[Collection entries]
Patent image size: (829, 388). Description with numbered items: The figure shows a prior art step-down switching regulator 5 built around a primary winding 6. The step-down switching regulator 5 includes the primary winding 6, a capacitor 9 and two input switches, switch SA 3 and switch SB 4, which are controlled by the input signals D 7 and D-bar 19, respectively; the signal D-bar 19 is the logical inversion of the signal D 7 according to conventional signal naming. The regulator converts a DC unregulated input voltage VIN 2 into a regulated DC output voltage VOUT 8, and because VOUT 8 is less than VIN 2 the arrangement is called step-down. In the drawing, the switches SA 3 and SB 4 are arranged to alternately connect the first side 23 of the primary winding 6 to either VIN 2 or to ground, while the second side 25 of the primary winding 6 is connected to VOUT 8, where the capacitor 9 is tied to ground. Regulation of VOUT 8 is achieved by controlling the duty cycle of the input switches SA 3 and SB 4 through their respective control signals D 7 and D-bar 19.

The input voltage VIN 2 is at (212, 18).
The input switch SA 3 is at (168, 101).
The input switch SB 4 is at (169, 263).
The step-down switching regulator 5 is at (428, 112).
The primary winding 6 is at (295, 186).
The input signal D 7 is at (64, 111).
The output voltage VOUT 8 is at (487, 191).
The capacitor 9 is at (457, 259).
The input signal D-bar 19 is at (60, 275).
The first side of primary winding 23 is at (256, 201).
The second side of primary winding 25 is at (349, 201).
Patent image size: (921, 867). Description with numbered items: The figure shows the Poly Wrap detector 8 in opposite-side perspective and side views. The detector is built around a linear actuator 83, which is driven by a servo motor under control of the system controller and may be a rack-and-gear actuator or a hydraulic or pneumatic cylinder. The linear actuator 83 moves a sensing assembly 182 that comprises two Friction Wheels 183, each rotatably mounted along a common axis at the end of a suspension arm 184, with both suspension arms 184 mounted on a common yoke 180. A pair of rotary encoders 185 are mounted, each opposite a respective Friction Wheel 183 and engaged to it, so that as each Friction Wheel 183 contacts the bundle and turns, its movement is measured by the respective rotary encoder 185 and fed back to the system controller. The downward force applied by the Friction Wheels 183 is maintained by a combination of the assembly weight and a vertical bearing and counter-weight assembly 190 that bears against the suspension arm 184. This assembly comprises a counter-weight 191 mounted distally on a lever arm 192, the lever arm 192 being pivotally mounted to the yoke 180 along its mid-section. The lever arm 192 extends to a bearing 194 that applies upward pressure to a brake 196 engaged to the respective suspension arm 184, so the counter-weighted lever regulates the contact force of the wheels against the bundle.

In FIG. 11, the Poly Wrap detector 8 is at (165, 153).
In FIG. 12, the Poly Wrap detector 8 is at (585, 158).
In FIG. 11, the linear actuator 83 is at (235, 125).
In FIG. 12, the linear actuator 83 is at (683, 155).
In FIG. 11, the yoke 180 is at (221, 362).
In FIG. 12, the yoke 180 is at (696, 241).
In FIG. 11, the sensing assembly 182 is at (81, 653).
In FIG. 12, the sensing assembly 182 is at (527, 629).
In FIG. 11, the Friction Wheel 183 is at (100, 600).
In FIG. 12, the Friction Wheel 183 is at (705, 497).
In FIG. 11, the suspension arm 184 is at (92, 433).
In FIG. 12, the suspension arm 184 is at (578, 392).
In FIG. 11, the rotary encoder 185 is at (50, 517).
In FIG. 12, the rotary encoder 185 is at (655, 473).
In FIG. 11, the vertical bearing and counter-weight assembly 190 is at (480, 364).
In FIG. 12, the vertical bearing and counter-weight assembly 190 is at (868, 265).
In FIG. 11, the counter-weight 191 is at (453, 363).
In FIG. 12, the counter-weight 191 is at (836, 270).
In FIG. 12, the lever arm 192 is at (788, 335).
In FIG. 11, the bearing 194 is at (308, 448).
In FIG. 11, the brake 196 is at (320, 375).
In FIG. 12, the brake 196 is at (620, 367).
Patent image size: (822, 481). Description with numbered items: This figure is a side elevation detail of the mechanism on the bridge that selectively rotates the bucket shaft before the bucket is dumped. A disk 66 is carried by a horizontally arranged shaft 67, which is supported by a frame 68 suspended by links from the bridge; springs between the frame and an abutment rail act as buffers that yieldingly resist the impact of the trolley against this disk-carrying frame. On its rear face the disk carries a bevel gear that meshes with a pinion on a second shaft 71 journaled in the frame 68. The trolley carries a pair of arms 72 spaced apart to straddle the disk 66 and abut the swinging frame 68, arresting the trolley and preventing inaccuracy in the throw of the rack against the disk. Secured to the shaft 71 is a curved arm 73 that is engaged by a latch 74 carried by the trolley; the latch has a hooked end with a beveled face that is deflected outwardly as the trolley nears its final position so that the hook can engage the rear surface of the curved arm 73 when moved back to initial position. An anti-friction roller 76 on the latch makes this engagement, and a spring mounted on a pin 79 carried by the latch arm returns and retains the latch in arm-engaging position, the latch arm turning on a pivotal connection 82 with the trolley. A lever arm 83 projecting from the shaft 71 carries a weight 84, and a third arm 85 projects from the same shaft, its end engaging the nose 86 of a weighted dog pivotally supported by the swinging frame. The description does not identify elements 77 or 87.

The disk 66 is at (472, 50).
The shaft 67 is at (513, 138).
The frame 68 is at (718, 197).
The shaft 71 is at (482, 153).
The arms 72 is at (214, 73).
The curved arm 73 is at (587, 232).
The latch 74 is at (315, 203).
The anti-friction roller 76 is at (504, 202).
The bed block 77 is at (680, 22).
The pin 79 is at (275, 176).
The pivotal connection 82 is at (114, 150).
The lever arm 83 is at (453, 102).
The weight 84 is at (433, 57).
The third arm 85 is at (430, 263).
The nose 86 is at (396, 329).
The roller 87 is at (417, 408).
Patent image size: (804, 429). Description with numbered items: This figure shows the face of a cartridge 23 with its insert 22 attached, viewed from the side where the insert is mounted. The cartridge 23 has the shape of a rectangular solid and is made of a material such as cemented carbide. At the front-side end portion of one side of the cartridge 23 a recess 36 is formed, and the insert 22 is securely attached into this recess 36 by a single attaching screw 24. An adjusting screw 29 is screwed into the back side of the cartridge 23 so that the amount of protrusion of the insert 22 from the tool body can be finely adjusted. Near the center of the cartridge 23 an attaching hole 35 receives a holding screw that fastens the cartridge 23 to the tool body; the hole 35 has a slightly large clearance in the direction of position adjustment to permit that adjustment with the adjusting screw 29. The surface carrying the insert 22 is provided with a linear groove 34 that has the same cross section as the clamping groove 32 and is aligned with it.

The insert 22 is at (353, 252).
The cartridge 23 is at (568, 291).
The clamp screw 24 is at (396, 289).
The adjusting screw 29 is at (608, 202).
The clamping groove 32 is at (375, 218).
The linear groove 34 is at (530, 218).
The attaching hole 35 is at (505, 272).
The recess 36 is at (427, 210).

▶ Exercise objective
Pull out each line of the records above that contains the string "output", and list those lines.

▶ Answer for this exercise
Patent image size: (829, 388). Description with numbered items: The figure shows a prior art step-down switching regulator 5 built around a primary winding 6. The step-down switching regulator 5 includes the primary winding 6, a capacitor 9 and two input switches, switch SA 3 and switch SB 4, which are controlled by the input signals D 7 and D-bar 19, respectively; the signal D-bar 19 is the logical inversion of the signal D 7 according to conventional signal naming. The regulator converts a DC unregulated input voltage VIN 2 into a regulated DC output voltage VOUT 8, and because VOUT 8 is less than VIN 2 the arrangement is called step-down. In the drawing, the switches SA 3 and SB 4 are arranged to alternately connect the first side 23 of the primary winding 6 to either VIN 2 or to ground, while the second side 25 of the primary winding 6 is connected to VOUT 8, where the capacitor 9 is tied to ground. Regulation of VOUT 8 is achieved by controlling the duty cycle of the input switches SA 3 and SB 4 through their respective control signals D 7 and D-bar 19.
The output voltage VOUT 8 is at (487, 191).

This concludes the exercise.